**WHAT THE TASK ASKS:** Below are some entries; can you quote all of them exactly?

** START RECORD EXCERPTS **

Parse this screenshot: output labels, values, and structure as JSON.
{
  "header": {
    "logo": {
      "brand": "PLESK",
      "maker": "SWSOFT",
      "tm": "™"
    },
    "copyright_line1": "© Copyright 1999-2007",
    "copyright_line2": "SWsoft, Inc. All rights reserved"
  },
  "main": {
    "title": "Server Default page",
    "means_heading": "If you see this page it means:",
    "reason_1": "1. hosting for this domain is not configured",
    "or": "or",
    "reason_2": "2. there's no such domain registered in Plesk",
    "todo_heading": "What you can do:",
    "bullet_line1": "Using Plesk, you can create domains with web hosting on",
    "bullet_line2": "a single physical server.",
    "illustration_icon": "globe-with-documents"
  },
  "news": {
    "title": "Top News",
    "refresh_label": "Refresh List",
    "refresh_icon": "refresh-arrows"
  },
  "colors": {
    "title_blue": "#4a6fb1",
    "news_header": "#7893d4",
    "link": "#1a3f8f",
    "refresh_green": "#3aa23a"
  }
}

** END RECORD EXCERPTS **

**EXERCISE RESPONSE:**
Parse this screenshot: output labels, values, and structure as JSON.
{
  "header": {
    "logo": {
      "brand": "PLESK",
      "maker": "SWSOFT",
      "tm": "™"
    },
    "copyright_line1": "© Copyright 1999-2007",
    "copyright_line2": "SWsoft, Inc. All rights reserved"
  },
  "main": {
    "title": "Server Default page",
    "means_heading": "If you see this page it means:",
    "reason_1": "1. hosting for this domain is not configured",
    "or": "or",
    "reason_2": "2. there's no such domain registered in Plesk",
    "todo_heading": "What you can do:",
    "bullet_line1": "Using Plesk, you can create domains with web hosting on",
    "bullet_line2": "a single physical server.",
    "illustration_icon": "globe-with-documents"
  },
  "news": {
    "title": "Top News",
    "refresh_label": "Refresh List",
    "refresh_icon": "refresh-arrows"
  },
  "colors": {
    "title_blue": "#4a6fb1",
    "news_header": "#7893d4",
    "link": "#1a3f8f",
    "refresh_green": "#3aa23a"
  }
}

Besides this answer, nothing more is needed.